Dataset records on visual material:
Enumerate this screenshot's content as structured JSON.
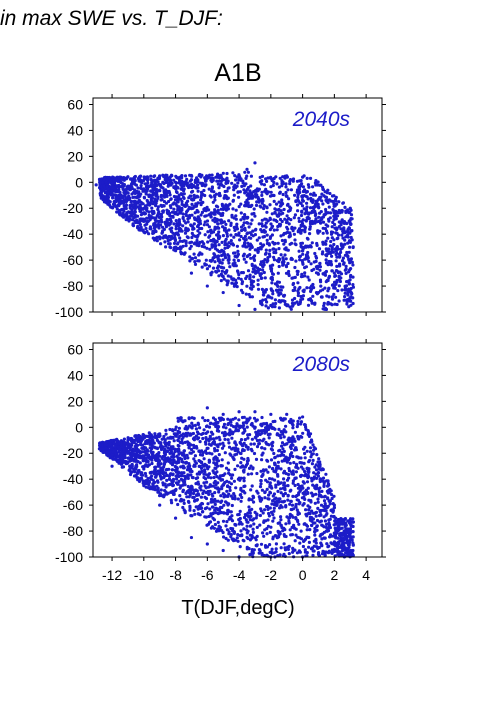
{
  "figure": {
    "heading": "in max SWE vs. T_DJF:",
    "scenario": "A1B",
    "xlabel": "T(DJF,degC)"
  },
  "colors": {
    "points": "#1c1cc8",
    "text": "#000000",
    "panel_label": "#1c1cc8"
  },
  "chart_data": [
    {
      "type": "scatter",
      "panel_label": "2040s",
      "xlim": [
        -13.2,
        5.0
      ],
      "ylim": [
        -100,
        65
      ],
      "xticks": [
        -12,
        -10,
        -8,
        -6,
        -4,
        -2,
        0,
        2,
        4
      ],
      "yticks": [
        60,
        40,
        20,
        0,
        -20,
        -40,
        -60,
        -80,
        -100
      ],
      "xtick_labels_shown": false,
      "grid": false,
      "series": [
        {
          "points": [
            [
              -13.0,
              -2
            ],
            [
              -12.5,
              -3
            ],
            [
              -12.0,
              -8
            ],
            [
              -11.0,
              -3
            ],
            [
              -10.0,
              -5
            ],
            [
              -9.0,
              5
            ],
            [
              -8.0,
              0
            ],
            [
              -7.0,
              2
            ],
            [
              -6.0,
              3
            ],
            [
              -5.0,
              2
            ],
            [
              -4.0,
              5
            ],
            [
              -3.5,
              10
            ],
            [
              -3.0,
              15
            ],
            [
              -2.0,
              3
            ],
            [
              -1.0,
              5
            ],
            [
              0.0,
              4
            ],
            [
              0.5,
              3
            ],
            [
              -11.5,
              -25
            ],
            [
              -10.0,
              -20
            ],
            [
              -9.0,
              -30
            ],
            [
              -8.0,
              -50
            ],
            [
              -7.0,
              -70
            ],
            [
              -6.0,
              -80
            ],
            [
              -5.0,
              -85
            ],
            [
              -4.0,
              -95
            ],
            [
              -3.0,
              -98
            ],
            [
              -2.0,
              -95
            ],
            [
              -1.0,
              -95
            ],
            [
              0.0,
              -90
            ],
            [
              1.0,
              -85
            ],
            [
              2.0,
              -80
            ],
            [
              3.0,
              -60
            ],
            [
              3.0,
              -20
            ],
            [
              2.5,
              -30
            ],
            [
              2.0,
              -70
            ],
            [
              2.8,
              -92
            ],
            [
              1.5,
              -98
            ]
          ]
        }
      ]
    },
    {
      "type": "scatter",
      "panel_label": "2080s",
      "xlim": [
        -13.2,
        5.0
      ],
      "ylim": [
        -100,
        65
      ],
      "xticks": [
        -12,
        -10,
        -8,
        -6,
        -4,
        -2,
        0,
        2,
        4
      ],
      "yticks": [
        60,
        40,
        20,
        0,
        -20,
        -40,
        -60,
        -80,
        -100
      ],
      "xtick_labels_shown": true,
      "grid": false,
      "series": [
        {
          "points": [
            [
              -12.0,
              -15
            ],
            [
              -11.0,
              -10
            ],
            [
              -10.0,
              -8
            ],
            [
              -9.0,
              -5
            ],
            [
              -8.0,
              -5
            ],
            [
              -7.0,
              0
            ],
            [
              -6.0,
              15
            ],
            [
              -5.0,
              10
            ],
            [
              -4.0,
              12
            ],
            [
              -3.0,
              12
            ],
            [
              -2.0,
              10
            ],
            [
              -1.0,
              10
            ],
            [
              0.0,
              8
            ],
            [
              0.5,
              -5
            ],
            [
              1.0,
              -30
            ],
            [
              2.0,
              -60
            ],
            [
              2.8,
              -95
            ],
            [
              -12.0,
              -30
            ],
            [
              -10.0,
              -45
            ],
            [
              -9.0,
              -60
            ],
            [
              -8.0,
              -70
            ],
            [
              -7.0,
              -85
            ],
            [
              -6.0,
              -90
            ],
            [
              -5.0,
              -95
            ],
            [
              -4.0,
              -100
            ],
            [
              -2.0,
              -100
            ],
            [
              0.0,
              -100
            ],
            [
              1.0,
              -98
            ],
            [
              2.0,
              -95
            ],
            [
              3.0,
              -98
            ],
            [
              1.5,
              -80
            ]
          ]
        }
      ]
    }
  ]
}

§ **Aim of the exercise**
A faithful copy of the records above is needed, with the pictures left out.

§ **Response to this exercise**
Enumerate this screenshot's content as structured JSON.
{
  "figure": {
    "heading": "in max SWE vs. T_DJF:",
    "scenario": "A1B",
    "xlabel": "T(DJF,degC)"
  },
  "colors": {
    "points": "#1c1cc8",
    "text": "#000000",
    "panel_label": "#1c1cc8"
  },
  "chart_data": [
    {
      "type": "scatter",
      "panel_label": "2040s",
      "xlim": [
        -13.2,
        5.0
      ],
      "ylim": [
        -100,
        65
      ],
      "xticks": [
        -12,
        -10,
        -8,
        -6,
        -4,
        -2,
        0,
        2,
        4
      ],
      "yticks": [
        60,
        40,
        20,
        0,
        -20,
        -40,
        -60,
        -80,
        -100
      ],
      "xtick_labels_shown": false,
      "grid": false,
      "series": [
        {
          "points": [
            [
              -13.0,
              -2
            ],
            [
              -12.5,
              -3
            ],
            [
              -12.0,
              -8
            ],
            [
              -11.0,
              -3
            ],
            [
              -10.0,
              -5
            ],
            [
              -9.0,
              5
            ],
            [
              -8.0,
              0
            ],
            [
              -7.0,
              2
            ],
            [
              -6.0,
              3
            ],
            [
              -5.0,
              2
            ],
            [
              -4.0,
              5
            ],
            [
              -3.5,
              10
            ],
            [
              -3.0,
              15
            ],
            [
              -2.0,
              3
            ],
            [
              -1.0,
              5
            ],
            [
              0.0,
              4
            ],
            [
              0.5,
              3
            ],
            [
              -11.5,
              -25
            ],
            [
              -10.0,
              -20
            ],
            [
              -9.0,
              -30
            ],
            [
              -8.0,
              -50
            ],
            [
              -7.0,
              -70
            ],
            [
              -6.0,
              -80
            ],
            [
              -5.0,
              -85
            ],
            [
              -4.0,
              -95
            ],
            [
              -3.0,
              -98
            ],
            [
              -2.0,
              -95
            ],
            [
              -1.0,
              -95
            ],
            [
              0.0,
              -90
            ],
            [
              1.0,
              -85
            ],
            [
              2.0,
              -80
            ],
            [
              3.0,
              -60
            ],
            [
              3.0,
              -20
            ],
            [
              2.5,
              -30
            ],
            [
              2.0,
              -70
            ],
            [
              2.8,
              -92
            ],
            [
              1.5,
              -98
            ]
          ]
        }
      ]
    },
    {
      "type": "scatter",
      "panel_label": "2080s",
      "xlim": [
        -13.2,
        5.0
      ],
      "ylim": [
        -100,
        65
      ],
      "xticks": [
        -12,
        -10,
        -8,
        -6,
        -4,
        -2,
        0,
        2,
        4
      ],
      "yticks": [
        60,
        40,
        20,
        0,
        -20,
        -40,
        -60,
        -80,
        -100
      ],
      "xtick_labels_shown": true,
      "grid": false,
      "series": [
        {
          "points": [
            [
              -12.0,
              -15
            ],
            [
              -11.0,
              -10
            ],
            [
              -10.0,
              -8
            ],
            [
              -9.0,
              -5
            ],
            [
              -8.0,
              -5
            ],
            [
              -7.0,
              0
            ],
            [
              -6.0,
              15
            ],
            [
              -5.0,
              10
            ],
            [
              -4.0,
              12
            ],
            [
              -3.0,
              12
            ],
            [
              -2.0,
              10
            ],
            [
              -1.0,
              10
            ],
            [
              0.0,
              8
            ],
            [
              0.5,
              -5
            ],
            [
              1.0,
              -30
            ],
            [
              2.0,
              -60
            ],
            [
              2.8,
              -95
            ],
            [
              -12.0,
              -30
            ],
            [
              -10.0,
              -45
            ],
            [
              -9.0,
              -60
            ],
            [
              -8.0,
              -70
            ],
            [
              -7.0,
              -85
            ],
            [
              -6.0,
              -90
            ],
            [
              -5.0,
              -95
            ],
            [
              -4.0,
              -100
            ],
            [
              -2.0,
              -100
            ],
            [
              0.0,
              -100
            ],
            [
              1.0,
              -98
            ],
            [
              2.0,
              -95
            ],
            [
              3.0,
              -98
            ],
            [
              1.5,
              -80
            ]
          ]
        }
      ]
    }
  ]
}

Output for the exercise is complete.